- **Challenge**
Below is a block of records; repeat all of them exactly.

- **Data to process**
***

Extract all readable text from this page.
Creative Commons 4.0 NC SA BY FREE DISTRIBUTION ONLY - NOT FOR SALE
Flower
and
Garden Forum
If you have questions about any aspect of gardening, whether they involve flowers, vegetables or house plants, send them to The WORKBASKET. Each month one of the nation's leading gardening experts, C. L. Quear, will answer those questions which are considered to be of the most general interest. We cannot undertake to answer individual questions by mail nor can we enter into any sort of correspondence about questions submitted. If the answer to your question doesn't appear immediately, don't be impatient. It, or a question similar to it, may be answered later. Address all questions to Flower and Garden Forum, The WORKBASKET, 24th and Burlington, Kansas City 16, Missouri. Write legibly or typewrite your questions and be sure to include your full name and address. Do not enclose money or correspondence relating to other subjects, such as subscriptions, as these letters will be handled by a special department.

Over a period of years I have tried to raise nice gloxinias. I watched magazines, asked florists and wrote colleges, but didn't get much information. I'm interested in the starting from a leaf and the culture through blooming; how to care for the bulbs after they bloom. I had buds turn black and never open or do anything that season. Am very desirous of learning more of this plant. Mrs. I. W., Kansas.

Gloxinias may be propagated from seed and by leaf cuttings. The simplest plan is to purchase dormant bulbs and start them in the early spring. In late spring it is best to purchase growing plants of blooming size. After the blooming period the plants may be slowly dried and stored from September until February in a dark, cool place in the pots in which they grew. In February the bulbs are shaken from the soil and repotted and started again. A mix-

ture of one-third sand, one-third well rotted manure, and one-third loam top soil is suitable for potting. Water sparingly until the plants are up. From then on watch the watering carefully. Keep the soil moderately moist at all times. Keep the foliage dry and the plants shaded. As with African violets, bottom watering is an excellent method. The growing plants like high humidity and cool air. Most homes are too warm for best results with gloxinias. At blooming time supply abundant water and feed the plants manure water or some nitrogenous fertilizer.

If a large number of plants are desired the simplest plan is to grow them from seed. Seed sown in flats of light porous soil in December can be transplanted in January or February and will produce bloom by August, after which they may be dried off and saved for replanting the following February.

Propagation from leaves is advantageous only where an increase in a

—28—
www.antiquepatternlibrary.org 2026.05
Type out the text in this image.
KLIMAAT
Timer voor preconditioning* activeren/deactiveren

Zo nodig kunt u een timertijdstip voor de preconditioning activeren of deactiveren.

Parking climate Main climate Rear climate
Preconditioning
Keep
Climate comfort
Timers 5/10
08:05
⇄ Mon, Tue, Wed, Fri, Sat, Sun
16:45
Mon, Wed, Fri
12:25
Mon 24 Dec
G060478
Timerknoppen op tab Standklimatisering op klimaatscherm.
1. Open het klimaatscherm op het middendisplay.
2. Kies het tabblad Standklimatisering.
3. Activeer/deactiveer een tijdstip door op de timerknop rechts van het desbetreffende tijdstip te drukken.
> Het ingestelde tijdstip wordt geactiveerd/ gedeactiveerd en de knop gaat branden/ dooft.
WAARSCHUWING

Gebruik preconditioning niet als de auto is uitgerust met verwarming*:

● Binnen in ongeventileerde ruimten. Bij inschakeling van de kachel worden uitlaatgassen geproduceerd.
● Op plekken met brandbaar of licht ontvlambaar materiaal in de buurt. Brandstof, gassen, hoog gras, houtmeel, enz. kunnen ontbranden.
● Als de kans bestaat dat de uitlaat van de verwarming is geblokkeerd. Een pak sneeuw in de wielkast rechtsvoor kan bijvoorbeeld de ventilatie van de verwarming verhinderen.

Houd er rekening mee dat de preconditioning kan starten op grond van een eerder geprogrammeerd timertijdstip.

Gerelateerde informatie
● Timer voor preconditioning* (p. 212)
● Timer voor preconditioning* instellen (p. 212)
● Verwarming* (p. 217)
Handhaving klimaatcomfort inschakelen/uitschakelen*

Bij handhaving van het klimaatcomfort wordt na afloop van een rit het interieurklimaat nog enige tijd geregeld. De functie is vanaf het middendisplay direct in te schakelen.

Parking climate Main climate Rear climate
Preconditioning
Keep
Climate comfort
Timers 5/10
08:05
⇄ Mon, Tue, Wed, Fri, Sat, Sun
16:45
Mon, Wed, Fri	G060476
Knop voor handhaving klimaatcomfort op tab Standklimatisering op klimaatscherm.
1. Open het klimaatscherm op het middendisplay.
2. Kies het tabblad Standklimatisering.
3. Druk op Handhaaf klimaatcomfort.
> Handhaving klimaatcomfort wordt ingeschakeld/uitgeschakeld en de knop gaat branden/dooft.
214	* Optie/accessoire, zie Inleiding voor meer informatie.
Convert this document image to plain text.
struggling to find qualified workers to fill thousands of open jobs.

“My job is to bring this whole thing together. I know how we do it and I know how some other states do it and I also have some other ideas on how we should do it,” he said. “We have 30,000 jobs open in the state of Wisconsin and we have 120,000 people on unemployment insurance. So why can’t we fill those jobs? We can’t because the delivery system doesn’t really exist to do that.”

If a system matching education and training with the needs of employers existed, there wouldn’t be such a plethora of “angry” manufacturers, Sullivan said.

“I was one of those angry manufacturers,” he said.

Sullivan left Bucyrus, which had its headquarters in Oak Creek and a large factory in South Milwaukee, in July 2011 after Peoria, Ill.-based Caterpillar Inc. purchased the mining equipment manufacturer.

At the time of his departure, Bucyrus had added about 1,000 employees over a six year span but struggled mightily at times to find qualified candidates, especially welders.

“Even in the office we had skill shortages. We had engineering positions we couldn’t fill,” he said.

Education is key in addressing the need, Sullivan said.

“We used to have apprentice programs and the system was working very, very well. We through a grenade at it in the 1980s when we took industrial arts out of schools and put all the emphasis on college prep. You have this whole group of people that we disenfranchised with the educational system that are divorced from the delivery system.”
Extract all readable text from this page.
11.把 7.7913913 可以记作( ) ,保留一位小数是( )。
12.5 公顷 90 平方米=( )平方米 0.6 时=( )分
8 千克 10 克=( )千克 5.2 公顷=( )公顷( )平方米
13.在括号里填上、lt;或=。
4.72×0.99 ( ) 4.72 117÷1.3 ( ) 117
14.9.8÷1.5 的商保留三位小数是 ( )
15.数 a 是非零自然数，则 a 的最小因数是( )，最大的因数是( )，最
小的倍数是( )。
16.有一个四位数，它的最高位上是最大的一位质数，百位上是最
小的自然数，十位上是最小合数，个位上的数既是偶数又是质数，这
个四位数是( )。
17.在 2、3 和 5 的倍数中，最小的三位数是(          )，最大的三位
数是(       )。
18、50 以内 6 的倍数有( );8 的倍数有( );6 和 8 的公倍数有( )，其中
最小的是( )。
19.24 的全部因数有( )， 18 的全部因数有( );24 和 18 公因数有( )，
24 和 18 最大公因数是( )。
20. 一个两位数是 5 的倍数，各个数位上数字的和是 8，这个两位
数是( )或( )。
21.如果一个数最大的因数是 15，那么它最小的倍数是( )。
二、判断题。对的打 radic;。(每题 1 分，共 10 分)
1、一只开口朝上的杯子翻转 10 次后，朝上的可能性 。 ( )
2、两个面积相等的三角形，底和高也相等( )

***

- **Solution**
Extract all readable text from this page.
Creative Commons 4.0 NC SA BY FREE DISTRIBUTION ONLY - NOT FOR SALE
Flower
and
Garden Forum
If you have questions about any aspect of gardening, whether they involve flowers, vegetables or house plants, send them to The WORKBASKET. Each month one of the nation's leading gardening experts, C. L. Quear, will answer those questions which are considered to be of the most general interest. We cannot undertake to answer individual questions by mail nor can we enter into any sort of correspondence about questions submitted. If the answer to your question doesn't appear immediately, don't be impatient. It, or a question similar to it, may be answered later. Address all questions to Flower and Garden Forum, The WORKBASKET, 24th and Burlington, Kansas City 16, Missouri. Write legibly or typewrite your questions and be sure to include your full name and address. Do not enclose money or correspondence relating to other subjects, such as subscriptions, as these letters will be handled by a special department.

Over a period of years I have tried to raise nice gloxinias. I watched magazines, asked florists and wrote colleges, but didn't get much information. I'm interested in the starting from a leaf and the culture through blooming; how to care for the bulbs after they bloom. I had buds turn black and never open or do anything that season. Am very desirous of learning more of this plant. Mrs. I. W., Kansas.

Gloxinias may be propagated from seed and by leaf cuttings. The simplest plan is to purchase dormant bulbs and start them in the early spring. In late spring it is best to purchase growing plants of blooming size. After the blooming period the plants may be slowly dried and stored from September until February in a dark, cool place in the pots in which they grew. In February the bulbs are shaken from the soil and repotted and started again. A mix-

ture of one-third sand, one-third well rotted manure, and one-third loam top soil is suitable for potting. Water sparingly until the plants are up. From then on watch the watering carefully. Keep the soil moderately moist at all times. Keep the foliage dry and the plants shaded. As with African violets, bottom watering is an excellent method. The growing plants like high humidity and cool air. Most homes are too warm for best results with gloxinias. At blooming time supply abundant water and feed the plants manure water or some nitrogenous fertilizer.

If a large number of plants are desired the simplest plan is to grow them from seed. Seed sown in flats of light porous soil in December can be transplanted in January or February and will produce bloom by August, after which they may be dried off and saved for replanting the following February.

Propagation from leaves is advantageous only where an increase in a

—28—
www.antiquepatternlibrary.org 2026.05
Type out the text in this image.
KLIMAAT
Timer voor preconditioning* activeren/deactiveren

Zo nodig kunt u een timertijdstip voor de preconditioning activeren of deactiveren.

Parking climate Main climate Rear climate
Preconditioning
Keep
Climate comfort
Timers 5/10
08:05
⇄ Mon, Tue, Wed, Fri, Sat, Sun
16:45
Mon, Wed, Fri
12:25
Mon 24 Dec
G060478
Timerknoppen op tab Standklimatisering op klimaatscherm.
1. Open het klimaatscherm op het middendisplay.
2. Kies het tabblad Standklimatisering.
3. Activeer/deactiveer een tijdstip door op de timerknop rechts van het desbetreffende tijdstip te drukken.
> Het ingestelde tijdstip wordt geactiveerd/ gedeactiveerd en de knop gaat branden/ dooft.
WAARSCHUWING

Gebruik preconditioning niet als de auto is uitgerust met verwarming*:

● Binnen in ongeventileerde ruimten. Bij inschakeling van de kachel worden uitlaatgassen geproduceerd.
● Op plekken met brandbaar of licht ontvlambaar materiaal in de buurt. Brandstof, gassen, hoog gras, houtmeel, enz. kunnen ontbranden.
● Als de kans bestaat dat de uitlaat van de verwarming is geblokkeerd. Een pak sneeuw in de wielkast rechtsvoor kan bijvoorbeeld de ventilatie van de verwarming verhinderen.

Houd er rekening mee dat de preconditioning kan starten op grond van een eerder geprogrammeerd timertijdstip.

Gerelateerde informatie
● Timer voor preconditioning* (p. 212)
● Timer voor preconditioning* instellen (p. 212)
● Verwarming* (p. 217)
Handhaving klimaatcomfort inschakelen/uitschakelen*

Bij handhaving van het klimaatcomfort wordt na afloop van een rit het interieurklimaat nog enige tijd geregeld. De functie is vanaf het middendisplay direct in te schakelen.

Parking climate Main climate Rear climate
Preconditioning
Keep
Climate comfort
Timers 5/10
08:05
⇄ Mon, Tue, Wed, Fri, Sat, Sun
16:45
Mon, Wed, Fri	G060476
Knop voor handhaving klimaatcomfort op tab Standklimatisering op klimaatscherm.
1. Open het klimaatscherm op het middendisplay.
2. Kies het tabblad Standklimatisering.
3. Druk op Handhaaf klimaatcomfort.
> Handhaving klimaatcomfort wordt ingeschakeld/uitgeschakeld en de knop gaat branden/dooft.
214	* Optie/accessoire, zie Inleiding voor meer informatie.
Convert this document image to plain text.
struggling to find qualified workers to fill thousands of open jobs.

“My job is to bring this whole thing together. I know how we do it and I know how some other states do it and I also have some other ideas on how we should do it,” he said. “We have 30,000 jobs open in the state of Wisconsin and we have 120,000 people on unemployment insurance. So why can’t we fill those jobs? We can’t because the delivery system doesn’t really exist to do that.”

If a system matching education and training with the needs of employers existed, there wouldn’t be such a plethora of “angry” manufacturers, Sullivan said.

“I was one of those angry manufacturers,” he said.

Sullivan left Bucyrus, which had its headquarters in Oak Creek and a large factory in South Milwaukee, in July 2011 after Peoria, Ill.-based Caterpillar Inc. purchased the mining equipment manufacturer.

At the time of his departure, Bucyrus had added about 1,000 employees over a six year span but struggled mightily at times to find qualified candidates, especially welders.

“Even in the office we had skill shortages. We had engineering positions we couldn’t fill,” he said.

Education is key in addressing the need, Sullivan said.

“We used to have apprentice programs and the system was working very, very well. We through a grenade at it in the 1980s when we took industrial arts out of schools and put all the emphasis on college prep. You have this whole group of people that we disenfranchised with the educational system that are divorced from the delivery system.”
Extract all readable text from this page.
11.把 7.7913913 可以记作( ) ,保留一位小数是( )。
12.5 公顷 90 平方米=( )平方米 0.6 时=( )分
8 千克 10 克=( )千克 5.2 公顷=( )公顷( )平方米
13.在括号里填上、lt;或=。
4.72×0.99 ( ) 4.72 117÷1.3 ( ) 117
14.9.8÷1.5 的商保留三位小数是 ( )
15.数 a 是非零自然数，则 a 的最小因数是( )，最大的因数是( )，最
小的倍数是( )。
16.有一个四位数，它的最高位上是最大的一位质数，百位上是最
小的自然数，十位上是最小合数，个位上的数既是偶数又是质数，这
个四位数是( )。
17.在 2、3 和 5 的倍数中，最小的三位数是(          )，最大的三位
数是(       )。
18、50 以内 6 的倍数有( );8 的倍数有( );6 和 8 的公倍数有( )，其中
最小的是( )。
19.24 的全部因数有( )， 18 的全部因数有( );24 和 18 公因数有( )，
24 和 18 最大公因数是( )。
20. 一个两位数是 5 的倍数，各个数位上数字的和是 8，这个两位
数是( )或( )。
21.如果一个数最大的因数是 15，那么它最小的倍数是( )。
二、判断题。对的打 radic;。(每题 1 分，共 10 分)
1、一只开口朝上的杯子翻转 10 次后，朝上的可能性 。 ( )
2、两个面积相等的三角形，底和高也相等( )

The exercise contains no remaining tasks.